MATERIAL SHOWN:
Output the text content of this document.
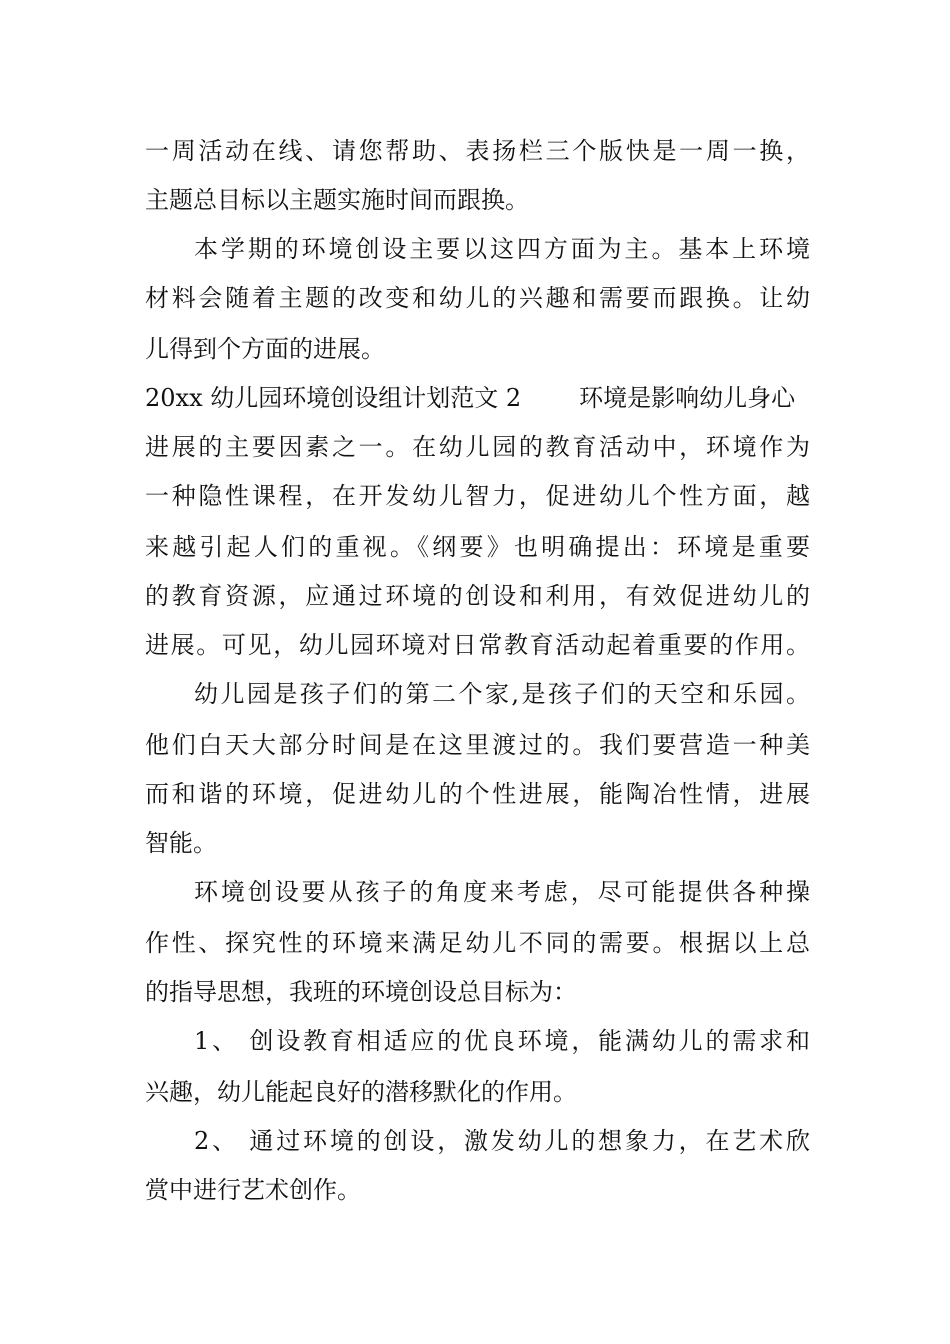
一周活动在线、请您帮助、表扬栏三个版快是一周一换，

主题总目标以主题实施时间而跟换。

本学期的环境创设主要以这四方面为主。基本上环境

材料会随着主题的改变和幼儿的兴趣和需要而跟换。让幼

儿得到个方面的进展。

20xx 幼儿园环境创设组计划范文 2 环境是影响幼儿身心

进展的主要因素之一。在幼儿园的教育活动中，环境作为

一种隐性课程，在开发幼儿智力，促进幼儿个性方面，越

来越引起人们的重视。《纲要》也明确提出：环境是重要

的教育资源，应通过环境的创设和利用，有效促进幼儿的

进展。可见，幼儿园环境对日常教育活动起着重要的作用。

幼儿园是孩子们的第二个家,是孩子们的天空和乐园。

他们白天大部分时间是在这里渡过的。我们要营造一种美

而和谐的环境，促进幼儿的个性进展，能陶冶性情，进展

智能。

环境创设要从孩子的角度来考虑，尽可能提供各种操

作性、探究性的环境来满足幼儿不同的需要。根据以上总

的指导思想，我班的环境创设总目标为：

1、 创设教育相适应的优良环境，能满幼儿的需求和

兴趣，幼儿能起良好的潜移默化的作用。

2、 通过环境的创设，激发幼儿的想象力，在艺术欣

赏中进行艺术创作。
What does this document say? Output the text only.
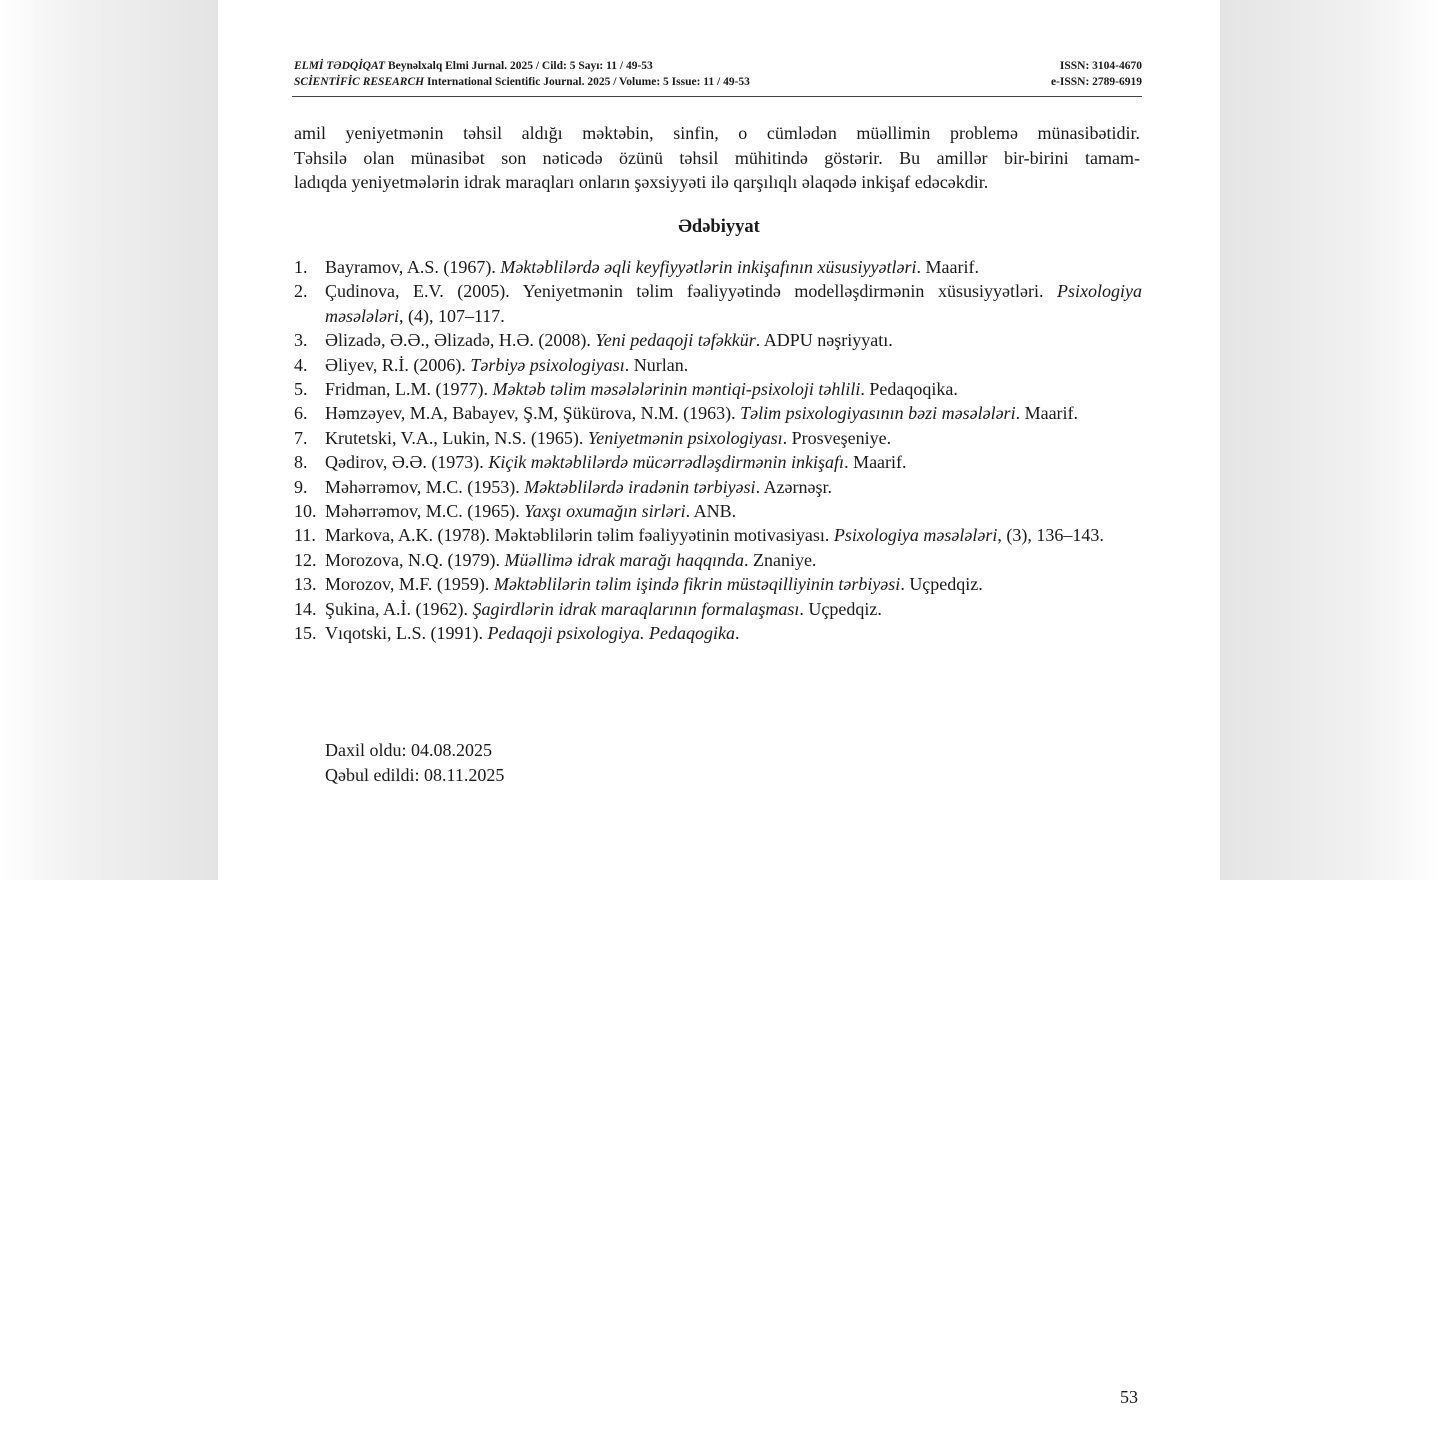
ELMİ TƏDQİQAT Beynəlxalq Elmi Jurnal. 2025 / Cild: 5 Sayı: 11 / 49-53	ISSN: 3104-4670
SCİENTİFİC RESEARCH International Scientific Journal. 2025 / Volume: 5 Issue: 11 / 49-53	e-ISSN: 2789-6919
amil yeniyetmənin təhsil aldığı məktəbin, sinfin, o cümlədən müəllimin problemə münasibətidir.
Təhsilə olan münasibət son nəticədə özünü təhsil mühitində göstərir. Bu amillər bir-birini tamam-
ladıqda yeniyetmələrin idrak maraqları onların şəxsiyyəti ilə qarşılıqlı əlaqədə inkişaf edəcəkdir.
Ədəbiyyat
1. Bayramov, A.S. (1967). Məktəblilərdə əqli keyfiyyətlərin inkişafının xüsusiyyətləri. Maarif.
2. Çudinova, E.V. (2005). Yeniyetmənin təlim fəaliyyətində modelləşdirmənin xüsusiyyətləri. Psixologiya məsələləri, (4), 107–117.
3. Əlizadə, Ə.Ə., Əlizadə, H.Ə. (2008). Yeni pedaqoji təfəkkür. ADPU nəşriyyatı.
4. Əliyev, R.İ. (2006). Tərbiyə psixologiyası. Nurlan.
5. Fridman, L.M. (1977). Məktəb təlim məsələlərinin məntiqi-psixoloji təhlili. Pedaqoqika.
6. Həmzəyev, M.A, Babayev, Ş.M, Şükürova, N.M. (1963). Təlim psixologiyasının bəzi məsələləri. Maarif.
7. Krutetski, V.A., Lukin, N.S. (1965). Yeniyetmənin psixologiyası. Prosveşeniye.
8. Qədirov, Ə.Ə. (1973). Kiçik məktəblilərdə mücərrədləşdirmənin inkişafı. Maarif.
9. Məhərrəmov, M.C. (1953). Məktəblilərdə iradənin tərbiyəsi. Azərnəşr.
10. Məhərrəmov, M.C. (1965). Yaxşı oxumağın sirləri. ANB.
11. Markova, A.K. (1978). Məktəblilərin təlim fəaliyyətinin motivasiyası. Psixologiya məsələləri, (3), 136–143.
12. Morozova, N.Q. (1979). Müəllimə idrak marağı haqqında. Znaniye.
13. Morozov, M.F. (1959). Məktəblilərin təlim işində fikrin müstəqilliyinin tərbiyəsi. Uçpedqiz.
14. Şukina, A.İ. (1962). Şagirdlərin idrak maraqlarının formalaşması. Uçpedqiz.
15. Vıqotski, L.S. (1991). Pedaqoji psixologiya. Pedaqogika.
Daxil oldu: 04.08.2025
Qəbul edildi: 08.11.2025
53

YOUR TASK: Copy each line from the records above that includes the string "Məhərrəmov".

FULL ANSWER:
9. Məhərrəmov, M.C. (1953). Məktəblilərdə iradənin tərbiyəsi. Azərnəşr.
10. Məhərrəmov, M.C. (1965). Yaxşı oxumağın sirləri. ANB.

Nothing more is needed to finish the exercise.